Source excerpt:
I wrote an in-depth review of Sony’s 360 Reality Audio system last year, and I was quite impressed with the spaciousness of the sound it produced in headphones.
Introduced in 2019, 360 Reality Audio is an object-based, immersive-audio system, not unlike Dolby Atmos or DTS:X in principle, though its intended application is music rather than soundtracks. Content creators mix audio tracks using immersive-audio tools, placing instruments and voices anywhere within a virtual 3D space. The final mix is encoded in MPEG-H, an audio codec that supports immersive audio, and it can be played on headphones or specially designed speakers.
On headphones, 360 Reality Audio uses something called a head-related transfer function (HRTF) to simulate the effect of sounds coming from different directions. The system uses a generic HRTF that works with any headphones resting on any head, but with certain Sony headphones, you can personalize the HRTF to your particular head.
Currently, there are approximately 4,000 songs that have been mixed in 360 Reality Audio from artists like Alicia Keys, Lil Nas X, Megan Thee Stallion, Noah Cyrus, Zara Larsson, and more. These titles are available from various streaming services such as Tidal, Deezer, and Nugs; Amazon Music HD offers 360RA tracks for its Amazon Echo Studio speaker.

Items:
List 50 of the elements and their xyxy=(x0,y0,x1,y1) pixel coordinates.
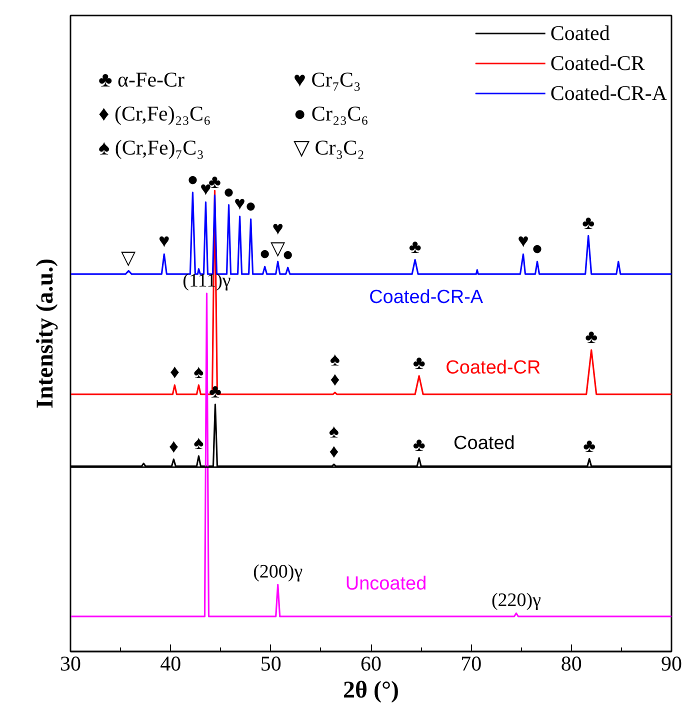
text: ▽ Cr₃C₂ xyxy=(294,136,364,160)
annotation: (220)γ xyxy=(491,590,542,612)
annotation: ♦ xyxy=(168,436,179,458)
annotation: ♠ xyxy=(194,362,204,384)
text: ♠ (Cr,Fe)₇C₃ xyxy=(98,136,204,160)
annotation: ♥ xyxy=(158,231,170,252)
legend-label: Coated-CR-A xyxy=(550,80,667,106)
annotation: Uncoated xyxy=(345,573,427,594)
annotation: ♣ xyxy=(583,436,596,457)
text: ♣ α-Fe-Cr xyxy=(98,68,185,92)
annotation: ♠ xyxy=(328,421,339,442)
annotation: ♣ xyxy=(582,212,595,234)
legend-label: Coated-CR xyxy=(550,50,645,76)
annotation: ♥ xyxy=(234,193,246,214)
annotation: ♥ xyxy=(518,231,529,252)
text: ♥ Cr₇C₃ xyxy=(294,68,361,92)
annotation: ♣ xyxy=(412,434,426,456)
annotation: ● xyxy=(186,169,198,190)
annotation: Coated-CR-A xyxy=(369,287,484,308)
annotation: ♣ xyxy=(408,236,422,258)
annotation: ♣ xyxy=(208,172,221,194)
annotation: (200)γ xyxy=(253,562,303,583)
y-axis-title: Intensity (a.u.) xyxy=(32,258,58,409)
x-tick-label: 40 xyxy=(160,652,182,676)
annotation: ● xyxy=(259,244,271,265)
x-tick-label: 90 xyxy=(661,652,682,676)
x-tick-label: 70 xyxy=(460,652,482,676)
x-axis-title: 2θ (°) xyxy=(342,678,400,704)
annotation: ♣ xyxy=(412,352,426,374)
annotation: ♥ xyxy=(272,218,284,240)
annotation: Coated xyxy=(454,433,515,454)
annotation: Coated-CR xyxy=(446,357,541,378)
text: ♦ (Cr,Fe)₂₃C₆ xyxy=(98,102,211,126)
annotation: ♦ xyxy=(330,369,340,390)
x-tick-label: 60 xyxy=(360,652,382,676)
annotation: ▽ xyxy=(121,248,136,269)
annotation: ♣ xyxy=(585,327,598,348)
x-tick-label: 30 xyxy=(60,652,81,676)
annotation: ● xyxy=(223,182,235,203)
annotation: ● xyxy=(532,238,544,260)
x-tick-label: 50 xyxy=(260,652,282,676)
annotation: ♦ xyxy=(170,362,180,384)
annotation: ▽ xyxy=(270,238,286,260)
annotation: ♠ xyxy=(194,433,204,454)
annotation: ● xyxy=(245,196,257,218)
annotation: ♠ xyxy=(330,349,340,370)
legend-label: Coated xyxy=(550,20,610,46)
annotation: ♦ xyxy=(329,441,340,462)
text: ● Cr₂₃C₆ xyxy=(294,102,368,126)
x-tick-label: 80 xyxy=(560,652,582,676)
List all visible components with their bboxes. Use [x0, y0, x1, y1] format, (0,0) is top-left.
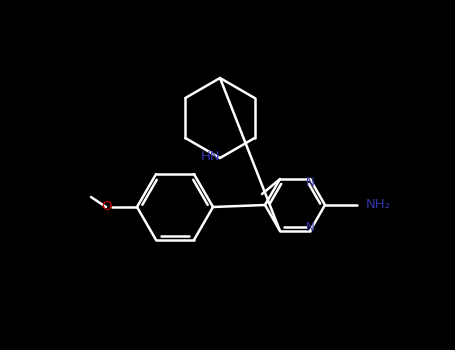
Text: NH₂: NH₂ [366, 198, 391, 211]
Text: HN: HN [200, 149, 220, 162]
Text: O: O [101, 201, 111, 214]
Text: N: N [306, 175, 314, 189]
Text: N: N [306, 222, 314, 235]
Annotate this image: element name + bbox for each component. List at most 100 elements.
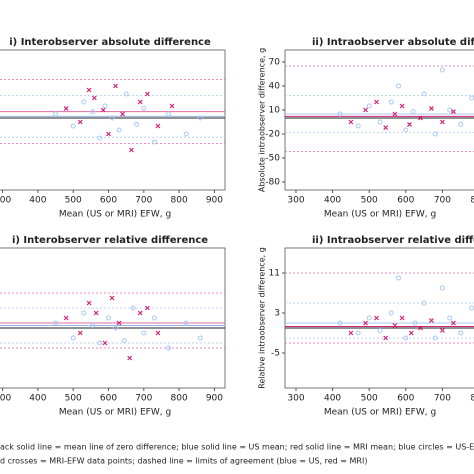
x-tick-label: 800 xyxy=(470,196,474,206)
x-tick-label: 500 xyxy=(65,394,82,404)
data-point xyxy=(77,119,83,125)
y-axis-label: Absolute intraobserver difference, g xyxy=(258,48,267,192)
data-point xyxy=(429,105,434,111)
data-point xyxy=(141,105,147,111)
data-point xyxy=(439,328,445,333)
data-point xyxy=(388,99,394,105)
x-axis-label: Mean (US or MRI) EFW, g xyxy=(324,408,436,418)
data-point xyxy=(120,111,126,117)
data-point xyxy=(374,315,379,321)
data-point xyxy=(151,315,157,321)
panel-title: ii) Intraobserver absolute difference xyxy=(312,37,474,48)
data-point xyxy=(100,107,106,113)
plot-frame xyxy=(0,247,226,389)
data-point xyxy=(86,87,92,93)
data-point xyxy=(407,121,412,127)
x-tick-label: 800 xyxy=(470,394,474,404)
plot-frame xyxy=(284,247,474,389)
data-point xyxy=(383,125,389,131)
data-point xyxy=(123,91,129,97)
data-point xyxy=(399,315,405,321)
x-tick-label: 500 xyxy=(65,196,82,206)
y-tick-label: -50 xyxy=(265,154,280,164)
x-axis-label: Mean (US or MRI) EFW, g xyxy=(59,210,171,220)
data-point xyxy=(121,338,127,343)
data-point xyxy=(363,320,368,326)
data-point xyxy=(106,131,111,137)
y-tick-label: -20 xyxy=(265,130,280,140)
data-point xyxy=(155,123,161,129)
panel-title: i) Interobserver relative difference xyxy=(12,235,208,246)
data-point xyxy=(113,83,118,89)
data-point xyxy=(408,330,414,336)
data-point xyxy=(141,330,147,336)
data-point xyxy=(81,99,87,105)
data-point xyxy=(86,300,92,306)
data-point xyxy=(116,320,122,326)
data-point xyxy=(90,109,96,115)
x-tick-label: 600 xyxy=(397,196,414,206)
panel-title: i) Interobserver absolute difference xyxy=(9,37,211,48)
data-point xyxy=(166,111,172,117)
data-point xyxy=(127,355,133,361)
data-point xyxy=(77,330,83,336)
data-point xyxy=(183,320,189,326)
data-point xyxy=(134,121,140,127)
data-point xyxy=(458,121,464,127)
data-point xyxy=(410,109,416,115)
data-point xyxy=(421,91,427,97)
y-axis-label: Relative intraobserver difference, g xyxy=(258,247,267,389)
x-tick-label: 900 xyxy=(206,394,223,404)
data-point xyxy=(109,115,115,121)
data-point xyxy=(109,295,115,301)
data-point xyxy=(355,123,361,129)
data-point xyxy=(70,335,76,341)
data-point xyxy=(144,305,150,311)
data-point xyxy=(63,315,69,321)
data-point xyxy=(183,131,189,137)
x-tick-label: 400 xyxy=(29,394,46,404)
x-tick-label: 600 xyxy=(100,196,117,206)
data-point xyxy=(458,330,464,336)
caption: ack solid line = mean line of zero diffe… xyxy=(0,443,474,452)
data-point xyxy=(102,103,108,109)
data-point xyxy=(97,135,103,141)
data-point xyxy=(469,95,474,101)
x-axis-label: Mean (US or MRI) EFW, g xyxy=(324,210,436,220)
data-point xyxy=(355,330,361,336)
data-point xyxy=(399,103,405,109)
data-point xyxy=(366,103,372,109)
data-point xyxy=(392,111,398,117)
data-point xyxy=(363,107,368,113)
data-point xyxy=(403,335,409,341)
data-point xyxy=(337,111,343,117)
data-point xyxy=(377,119,383,125)
x-tick-label: 900 xyxy=(206,196,223,206)
data-point xyxy=(383,335,389,341)
x-tick-label: 300 xyxy=(287,196,304,206)
y-tick-label: -5 xyxy=(271,349,280,359)
data-point xyxy=(116,127,122,133)
x-tick-label: 700 xyxy=(434,394,451,404)
data-point xyxy=(137,310,143,316)
data-point xyxy=(197,115,203,121)
data-point xyxy=(447,315,453,321)
data-point xyxy=(412,320,418,326)
x-tick-label: 400 xyxy=(324,196,341,206)
data-point xyxy=(70,123,76,129)
data-point xyxy=(377,328,383,333)
data-point xyxy=(102,340,108,346)
x-tick-label: 600 xyxy=(100,394,117,404)
data-point xyxy=(439,67,445,73)
panel-title: ii) Intraobserver relative difference xyxy=(312,235,474,246)
data-point xyxy=(106,315,111,321)
x-tick-label: 400 xyxy=(324,394,341,404)
data-point xyxy=(429,318,434,323)
plot-frame xyxy=(284,49,474,191)
data-point xyxy=(469,305,474,311)
y-tick-label: -80 xyxy=(265,178,280,188)
x-tick-label: 800 xyxy=(171,394,188,404)
x-tick-label: 500 xyxy=(361,394,378,404)
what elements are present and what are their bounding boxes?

List of tasks:
a) In the passage on Sony's 360 Reality Audio, which audio codec is used to encode the final mix?
b) Write the next part of the passage on Sony's 360 Reality Audio, picking up after its final sentence.

Responses by task:
a) MPEG-H

b)
Sony has now announced efforts to expand the 360 Reality Audio ecosystem with new services and product offerings. On Monday, Sony Music Entertainment released a video performance by Zara Larsson with a 360 Reality Audio mix. This was the first of what Sony hopes will be many videos that use 360RA, which are planned to be available later this year.
Sony and Virtual Sonics have developed new content-creation software called the 360 Reality Audio Creative Suite, which makes it easier to create 360RA content. The software is a plugin for popular digital audio workstations (DAWs) and should be available at the end of this month. Another collaboration between Sony and Music.com will launch a Creators’ Program, which makes it possible for creators to produce 360RA content and then stream it.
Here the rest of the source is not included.